Instruction
Without including the pictures, copy out every line below.

Data in this exercise

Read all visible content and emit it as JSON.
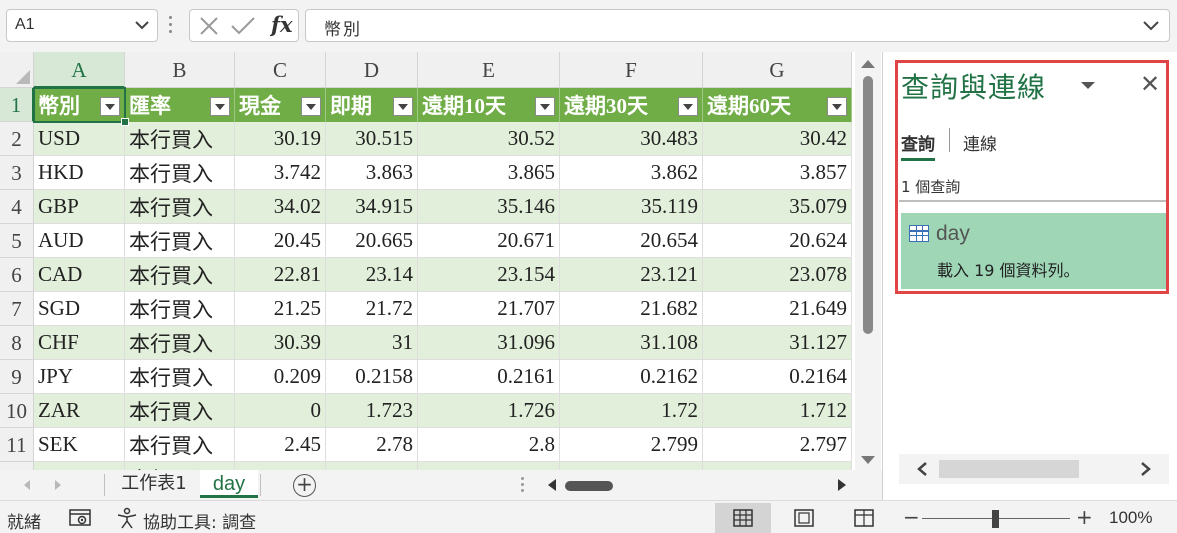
{
  "formula_bar": {
    "name_box": "A1",
    "fx_label": "fx",
    "content": "幣別"
  },
  "columns": [
    "A",
    "B",
    "C",
    "D",
    "E",
    "F",
    "G"
  ],
  "rows": [
    "1",
    "2",
    "3",
    "4",
    "5",
    "6",
    "7",
    "8",
    "9",
    "10",
    "11"
  ],
  "table": {
    "headers": [
      "幣別",
      "匯率",
      "現金",
      "即期",
      "遠期10天",
      "遠期30天",
      "遠期60天"
    ],
    "data": [
      [
        "USD",
        "本行買入",
        "30.19",
        "30.515",
        "30.52",
        "30.483",
        "30.42"
      ],
      [
        "HKD",
        "本行買入",
        "3.742",
        "3.863",
        "3.865",
        "3.862",
        "3.857"
      ],
      [
        "GBP",
        "本行買入",
        "34.02",
        "34.915",
        "35.146",
        "35.119",
        "35.079"
      ],
      [
        "AUD",
        "本行買入",
        "20.45",
        "20.665",
        "20.671",
        "20.654",
        "20.624"
      ],
      [
        "CAD",
        "本行買入",
        "22.81",
        "23.14",
        "23.154",
        "23.121",
        "23.078"
      ],
      [
        "SGD",
        "本行買入",
        "21.25",
        "21.72",
        "21.707",
        "21.682",
        "21.649"
      ],
      [
        "CHF",
        "本行買入",
        "30.39",
        "31",
        "31.096",
        "31.108",
        "31.127"
      ],
      [
        "JPY",
        "本行買入",
        "0.209",
        "0.2158",
        "0.2161",
        "0.2162",
        "0.2164"
      ],
      [
        "ZAR",
        "本行買入",
        "0",
        "1.723",
        "1.726",
        "1.72",
        "1.712"
      ],
      [
        "SEK",
        "本行買入",
        "2.45",
        "2.78",
        "2.8",
        "2.799",
        "2.797"
      ]
    ],
    "partial_row": [
      "",
      "本行買入",
      "",
      "",
      "",
      "",
      ""
    ]
  },
  "sheet_tabs": [
    {
      "label": "工作表1",
      "active": false
    },
    {
      "label": "day",
      "active": true
    }
  ],
  "query_pane": {
    "title": "查詢與連線",
    "tabs": [
      "查詢",
      "連線"
    ],
    "active_tab": "查詢",
    "count_text": "1 個查詢",
    "items": [
      {
        "name": "day",
        "description": "載入 19 個資料列。"
      }
    ]
  },
  "status_bar": {
    "ready": "就緒",
    "accessibility": "協助工具: 調查",
    "zoom": "100%"
  },
  "colors": {
    "accent": "#217346",
    "table_header": "#70ad47",
    "band": "#e2efda",
    "query_item": "#9ed6b6",
    "highlight": "#e04444"
  },
  "icons": [
    "chevron-down-icon",
    "cancel-icon",
    "enter-icon",
    "fx-icon",
    "filter-icon",
    "add-sheet-icon",
    "close-icon",
    "table-icon",
    "macro-record-icon",
    "accessibility-icon",
    "normal-view-icon",
    "page-layout-icon",
    "page-break-icon"
  ]
}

Correct result
Read all visible content and emit it as JSON.
{
  "formula_bar": {
    "name_box": "A1",
    "fx_label": "fx",
    "content": "幣別"
  },
  "columns": [
    "A",
    "B",
    "C",
    "D",
    "E",
    "F",
    "G"
  ],
  "rows": [
    "1",
    "2",
    "3",
    "4",
    "5",
    "6",
    "7",
    "8",
    "9",
    "10",
    "11"
  ],
  "table": {
    "headers": [
      "幣別",
      "匯率",
      "現金",
      "即期",
      "遠期10天",
      "遠期30天",
      "遠期60天"
    ],
    "data": [
      [
        "USD",
        "本行買入",
        "30.19",
        "30.515",
        "30.52",
        "30.483",
        "30.42"
      ],
      [
        "HKD",
        "本行買入",
        "3.742",
        "3.863",
        "3.865",
        "3.862",
        "3.857"
      ],
      [
        "GBP",
        "本行買入",
        "34.02",
        "34.915",
        "35.146",
        "35.119",
        "35.079"
      ],
      [
        "AUD",
        "本行買入",
        "20.45",
        "20.665",
        "20.671",
        "20.654",
        "20.624"
      ],
      [
        "CAD",
        "本行買入",
        "22.81",
        "23.14",
        "23.154",
        "23.121",
        "23.078"
      ],
      [
        "SGD",
        "本行買入",
        "21.25",
        "21.72",
        "21.707",
        "21.682",
        "21.649"
      ],
      [
        "CHF",
        "本行買入",
        "30.39",
        "31",
        "31.096",
        "31.108",
        "31.127"
      ],
      [
        "JPY",
        "本行買入",
        "0.209",
        "0.2158",
        "0.2161",
        "0.2162",
        "0.2164"
      ],
      [
        "ZAR",
        "本行買入",
        "0",
        "1.723",
        "1.726",
        "1.72",
        "1.712"
      ],
      [
        "SEK",
        "本行買入",
        "2.45",
        "2.78",
        "2.8",
        "2.799",
        "2.797"
      ]
    ],
    "partial_row": [
      "",
      "本行買入",
      "",
      "",
      "",
      "",
      ""
    ]
  },
  "sheet_tabs": [
    {
      "label": "工作表1",
      "active": false
    },
    {
      "label": "day",
      "active": true
    }
  ],
  "query_pane": {
    "title": "查詢與連線",
    "tabs": [
      "查詢",
      "連線"
    ],
    "active_tab": "查詢",
    "count_text": "1 個查詢",
    "items": [
      {
        "name": "day",
        "description": "載入 19 個資料列。"
      }
    ]
  },
  "status_bar": {
    "ready": "就緒",
    "accessibility": "協助工具: 調查",
    "zoom": "100%"
  },
  "colors": {
    "accent": "#217346",
    "table_header": "#70ad47",
    "band": "#e2efda",
    "query_item": "#9ed6b6",
    "highlight": "#e04444"
  },
  "icons": [
    "chevron-down-icon",
    "cancel-icon",
    "enter-icon",
    "fx-icon",
    "filter-icon",
    "add-sheet-icon",
    "close-icon",
    "table-icon",
    "macro-record-icon",
    "accessibility-icon",
    "normal-view-icon",
    "page-layout-icon",
    "page-break-icon"
  ]
}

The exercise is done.